Each entry below should be reproduced character for character.
§ §
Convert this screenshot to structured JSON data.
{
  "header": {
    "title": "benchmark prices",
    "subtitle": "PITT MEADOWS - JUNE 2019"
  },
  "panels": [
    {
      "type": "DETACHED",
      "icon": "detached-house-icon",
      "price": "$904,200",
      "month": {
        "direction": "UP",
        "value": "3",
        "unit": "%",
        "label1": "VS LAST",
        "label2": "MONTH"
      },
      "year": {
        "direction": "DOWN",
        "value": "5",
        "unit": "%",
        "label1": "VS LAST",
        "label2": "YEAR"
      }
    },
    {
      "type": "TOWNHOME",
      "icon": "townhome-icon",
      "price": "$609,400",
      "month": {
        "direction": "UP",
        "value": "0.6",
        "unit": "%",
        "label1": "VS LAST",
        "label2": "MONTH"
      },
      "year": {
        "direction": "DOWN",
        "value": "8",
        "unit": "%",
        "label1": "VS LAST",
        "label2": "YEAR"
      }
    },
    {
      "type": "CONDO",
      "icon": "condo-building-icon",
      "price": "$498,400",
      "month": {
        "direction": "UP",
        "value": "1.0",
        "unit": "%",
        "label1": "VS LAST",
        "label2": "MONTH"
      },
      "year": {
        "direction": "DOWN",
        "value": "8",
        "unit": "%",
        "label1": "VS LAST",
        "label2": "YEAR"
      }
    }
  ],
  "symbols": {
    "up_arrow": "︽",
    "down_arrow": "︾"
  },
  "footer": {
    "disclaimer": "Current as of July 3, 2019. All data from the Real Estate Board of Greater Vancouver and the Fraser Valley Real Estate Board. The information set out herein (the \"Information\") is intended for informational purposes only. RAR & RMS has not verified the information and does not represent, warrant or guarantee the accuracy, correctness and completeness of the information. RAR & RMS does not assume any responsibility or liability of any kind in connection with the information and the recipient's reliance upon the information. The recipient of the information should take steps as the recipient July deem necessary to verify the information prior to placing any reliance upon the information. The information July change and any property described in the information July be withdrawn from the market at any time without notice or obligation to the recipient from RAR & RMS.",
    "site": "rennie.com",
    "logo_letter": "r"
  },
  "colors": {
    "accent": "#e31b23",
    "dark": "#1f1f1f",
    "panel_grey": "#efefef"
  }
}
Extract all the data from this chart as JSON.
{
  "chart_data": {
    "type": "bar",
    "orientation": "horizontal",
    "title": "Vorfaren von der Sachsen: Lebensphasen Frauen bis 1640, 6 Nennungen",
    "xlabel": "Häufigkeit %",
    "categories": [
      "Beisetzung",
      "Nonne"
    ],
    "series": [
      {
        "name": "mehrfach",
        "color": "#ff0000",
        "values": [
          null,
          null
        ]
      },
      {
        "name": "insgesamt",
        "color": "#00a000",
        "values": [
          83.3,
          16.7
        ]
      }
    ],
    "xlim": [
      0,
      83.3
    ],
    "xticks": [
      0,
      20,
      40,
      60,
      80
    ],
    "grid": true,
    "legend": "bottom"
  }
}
§ §
Written response »
Convert this screenshot to structured JSON data.
{
  "header": {
    "title": "benchmark prices",
    "subtitle": "PITT MEADOWS - JUNE 2019"
  },
  "panels": [
    {
      "type": "DETACHED",
      "icon": "detached-house-icon",
      "price": "$904,200",
      "month": {
        "direction": "UP",
        "value": "3",
        "unit": "%",
        "label1": "VS LAST",
        "label2": "MONTH"
      },
      "year": {
        "direction": "DOWN",
        "value": "5",
        "unit": "%",
        "label1": "VS LAST",
        "label2": "YEAR"
      }
    },
    {
      "type": "TOWNHOME",
      "icon": "townhome-icon",
      "price": "$609,400",
      "month": {
        "direction": "UP",
        "value": "0.6",
        "unit": "%",
        "label1": "VS LAST",
        "label2": "MONTH"
      },
      "year": {
        "direction": "DOWN",
        "value": "8",
        "unit": "%",
        "label1": "VS LAST",
        "label2": "YEAR"
      }
    },
    {
      "type": "CONDO",
      "icon": "condo-building-icon",
      "price": "$498,400",
      "month": {
        "direction": "UP",
        "value": "1.0",
        "unit": "%",
        "label1": "VS LAST",
        "label2": "MONTH"
      },
      "year": {
        "direction": "DOWN",
        "value": "8",
        "unit": "%",
        "label1": "VS LAST",
        "label2": "YEAR"
      }
    }
  ],
  "symbols": {
    "up_arrow": "︽",
    "down_arrow": "︾"
  },
  "footer": {
    "disclaimer": "Current as of July 3, 2019. All data from the Real Estate Board of Greater Vancouver and the Fraser Valley Real Estate Board. The information set out herein (the \"Information\") is intended for informational purposes only. RAR & RMS has not verified the information and does not represent, warrant or guarantee the accuracy, correctness and completeness of the information. RAR & RMS does not assume any responsibility or liability of any kind in connection with the information and the recipient's reliance upon the information. The recipient of the information should take steps as the recipient July deem necessary to verify the information prior to placing any reliance upon the information. The information July change and any property described in the information July be withdrawn from the market at any time without notice or obligation to the recipient from RAR & RMS.",
    "site": "rennie.com",
    "logo_letter": "r"
  },
  "colors": {
    "accent": "#e31b23",
    "dark": "#1f1f1f",
    "panel_grey": "#efefef"
  }
}
Extract all the data from this chart as JSON.
{
  "chart_data": {
    "type": "bar",
    "orientation": "horizontal",
    "title": "Vorfaren von der Sachsen: Lebensphasen Frauen bis 1640, 6 Nennungen",
    "xlabel": "Häufigkeit %",
    "categories": [
      "Beisetzung",
      "Nonne"
    ],
    "series": [
      {
        "name": "mehrfach",
        "color": "#ff0000",
        "values": [
          null,
          null
        ]
      },
      {
        "name": "insgesamt",
        "color": "#00a000",
        "values": [
          83.3,
          16.7
        ]
      }
    ],
    "xlim": [
      0,
      83.3
    ],
    "xticks": [
      0,
      20,
      40,
      60,
      80
    ],
    "grid": true,
    "legend": "bottom"
  }
}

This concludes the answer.